-- begin Provided records --

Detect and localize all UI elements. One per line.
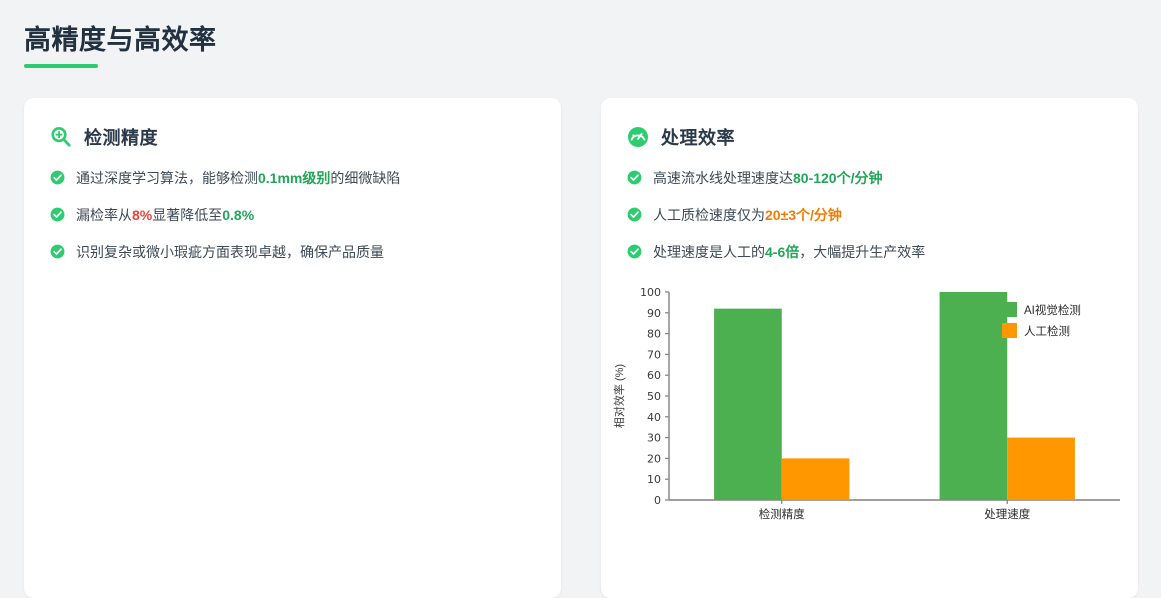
svg-text:检测精度: 检测精度 — [759, 507, 805, 521]
svg-text:AI视觉检测: AI视觉检测 — [1024, 303, 1081, 317]
list-item-label: 处理速度是人工的4-6倍，大幅提升生产效率 — [653, 242, 925, 262]
list-item: 高速流水线处理速度达80-120个/分钟 — [627, 168, 1138, 188]
card-accuracy: 检测精度 通过深度学习算法，能够检测0.1mm级别的细微缺陷 — [24, 98, 561, 598]
list-item: 漏检率从8%显著降低至0.8% — [50, 205, 561, 225]
svg-text:100: 100 — [640, 286, 661, 299]
check-circle-icon — [50, 244, 65, 259]
list-item: 处理速度是人工的4-6倍，大幅提升生产效率 — [627, 242, 1138, 262]
title-underline — [24, 64, 98, 68]
check-circle-icon — [50, 207, 65, 222]
list-item-label: 通过深度学习算法，能够检测0.1mm级别的细微缺陷 — [76, 168, 400, 188]
page-root: 高精度与高效率 检测精度 — [0, 0, 1161, 574]
accuracy-bullet-list: 通过深度学习算法，能够检测0.1mm级别的细微缺陷 漏检率从8%显著降低至0.8… — [24, 150, 561, 262]
search-plus-icon — [50, 126, 72, 148]
check-circle-icon — [627, 170, 642, 185]
efficiency-bullet-list: 高速流水线处理速度达80-120个/分钟 人工质检速度仅为20±3个/分钟 — [601, 150, 1138, 262]
section-header: 高精度与高效率 — [24, 22, 217, 68]
svg-text:人工检测: 人工检测 — [1024, 324, 1070, 338]
list-item-label: 高速流水线处理速度达80-120个/分钟 — [653, 168, 882, 188]
efficiency-bar-chart: 0102030405060708090100相对效率 (%)检测精度处理速度AI… — [601, 280, 1138, 542]
check-circle-icon — [627, 244, 642, 259]
svg-text:相对效率 (%): 相对效率 (%) — [612, 364, 626, 428]
svg-text:70: 70 — [647, 348, 661, 361]
card-efficiency-title: 处理效率 — [661, 124, 735, 150]
svg-text:30: 30 — [647, 432, 661, 445]
svg-text:10: 10 — [647, 473, 661, 486]
gauge-icon — [627, 126, 649, 148]
list-item: 识别复杂或微小瑕疵方面表现卓越，确保产品质量 — [50, 242, 561, 262]
svg-text:0: 0 — [654, 494, 661, 507]
chart-canvas: 0102030405060708090100相对效率 (%)检测精度处理速度AI… — [601, 280, 1138, 542]
check-circle-icon — [627, 207, 642, 222]
list-item-label: 漏检率从8%显著降低至0.8% — [76, 205, 254, 225]
list-item: 人工质检速度仅为20±3个/分钟 — [627, 205, 1138, 225]
list-item-label: 人工质检速度仅为20±3个/分钟 — [653, 205, 842, 225]
page-title: 高精度与高效率 — [24, 22, 217, 58]
svg-text:60: 60 — [647, 369, 661, 382]
list-item: 通过深度学习算法，能够检测0.1mm级别的细微缺陷 — [50, 168, 561, 188]
card-accuracy-header: 检测精度 — [24, 98, 561, 150]
svg-text:50: 50 — [647, 390, 661, 403]
svg-text:20: 20 — [647, 452, 661, 465]
svg-text:40: 40 — [647, 411, 661, 424]
list-item-label: 识别复杂或微小瑕疵方面表现卓越，确保产品质量 — [76, 242, 384, 262]
svg-text:处理速度: 处理速度 — [984, 507, 1030, 521]
svg-text:80: 80 — [647, 328, 661, 341]
check-circle-icon — [50, 170, 65, 185]
card-accuracy-title: 检测精度 — [84, 124, 158, 150]
card-efficiency-header: 处理效率 — [601, 98, 1138, 150]
svg-text:90: 90 — [647, 307, 661, 320]
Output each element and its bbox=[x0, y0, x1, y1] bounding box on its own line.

-- end Provided records --

◆ **What is expected**
Render every line of the listing as a numbered list, omitting blank lines and the picture.

◆ **Task result**
1. Detect and localize all UI elements. One per line.
2. svg-text:检测精度: 检测精度 — [759, 507, 805, 521]
3. svg-text:AI视觉检测: AI视觉检测 — [1024, 303, 1081, 317]
4. list-item-label: 处理速度是人工的4-6倍，大幅提升生产效率 — [653, 242, 925, 262]
5. list-item: 高速流水线处理速度达80-120个/分钟 — [627, 168, 1138, 188]
6. card-accuracy: 检测精度 通过深度学习算法，能够检测0.1mm级别的细微缺陷 — [24, 98, 561, 598]
7. list-item: 漏检率从8%显著降低至0.8% — [50, 205, 561, 225]
8. svg-text:100: 100 — [640, 286, 661, 299]
9. check-circle-icon — [50, 244, 65, 259]
10. list-item: 处理速度是人工的4-6倍，大幅提升生产效率 — [627, 242, 1138, 262]
11. title-underline — [24, 64, 98, 68]
12. check-circle-icon — [50, 207, 65, 222]
13. list-item-label: 通过深度学习算法，能够检测0.1mm级别的细微缺陷 — [76, 168, 400, 188]
14. page-root: 高精度与高效率 检测精度 — [0, 0, 1161, 574]
15. accuracy-bullet-list: 通过深度学习算法，能够检测0.1mm级别的细微缺陷 漏检率从8%显著降低至0.8… — [24, 150, 561, 262]
16. search-plus-icon — [50, 126, 72, 148]
17. check-circle-icon — [627, 170, 642, 185]
18. efficiency-bullet-list: 高速流水线处理速度达80-120个/分钟 人工质检速度仅为20±3个/分钟 — [601, 150, 1138, 262]
19. section-header: 高精度与高效率 — [24, 22, 217, 68]
20. svg-text:人工检测: 人工检测 — [1024, 324, 1070, 338]
21. list-item-label: 高速流水线处理速度达80-120个/分钟 — [653, 168, 882, 188]
22. efficiency-bar-chart: 0102030405060708090100相对效率 (%)检测精度处理速度AI… — [601, 280, 1138, 542]
23. check-circle-icon — [627, 244, 642, 259]
24. svg-text:相对效率 (%): 相对效率 (%) — [612, 364, 626, 428]
25. svg-text:70: 70 — [647, 348, 661, 361]
26. card-efficiency-title: 处理效率 — [661, 124, 735, 150]
27. svg-text:30: 30 — [647, 432, 661, 445]
28. svg-text:10: 10 — [647, 473, 661, 486]
29. gauge-icon — [627, 126, 649, 148]
30. list-item: 识别复杂或微小瑕疵方面表现卓越，确保产品质量 — [50, 242, 561, 262]
31. svg-text:0: 0 — [654, 494, 661, 507]
32. chart-canvas: 0102030405060708090100相对效率 (%)检测精度处理速度AI… — [601, 280, 1138, 542]
33. check-circle-icon — [627, 207, 642, 222]
34. list-item-label: 漏检率从8%显著降低至0.8% — [76, 205, 254, 225]
35. list-item: 人工质检速度仅为20±3个/分钟 — [627, 205, 1138, 225]
36. list-item-label: 人工质检速度仅为20±3个/分钟 — [653, 205, 842, 225]
37. page-title: 高精度与高效率 — [24, 22, 217, 58]
38. svg-text:60: 60 — [647, 369, 661, 382]
39. list-item: 通过深度学习算法，能够检测0.1mm级别的细微缺陷 — [50, 168, 561, 188]
40. card-accuracy-header: 检测精度 — [24, 98, 561, 150]
41. svg-text:50: 50 — [647, 390, 661, 403]
42. svg-text:20: 20 — [647, 452, 661, 465]
43. svg-text:40: 40 — [647, 411, 661, 424]
44. list-item-label: 识别复杂或微小瑕疵方面表现卓越，确保产品质量 — [76, 242, 384, 262]
45. svg-text:处理速度: 处理速度 — [984, 507, 1030, 521]
46. svg-text:80: 80 — [647, 328, 661, 341]
47. check-circle-icon — [50, 170, 65, 185]
48. card-accuracy-title: 检测精度 — [84, 124, 158, 150]
49. card-efficiency-header: 处理效率 — [601, 98, 1138, 150]
50. svg-text:90: 90 — [647, 307, 661, 320]
51. Output each element and its bbox=[x0, y0, x1, y1] bounding box on its own line.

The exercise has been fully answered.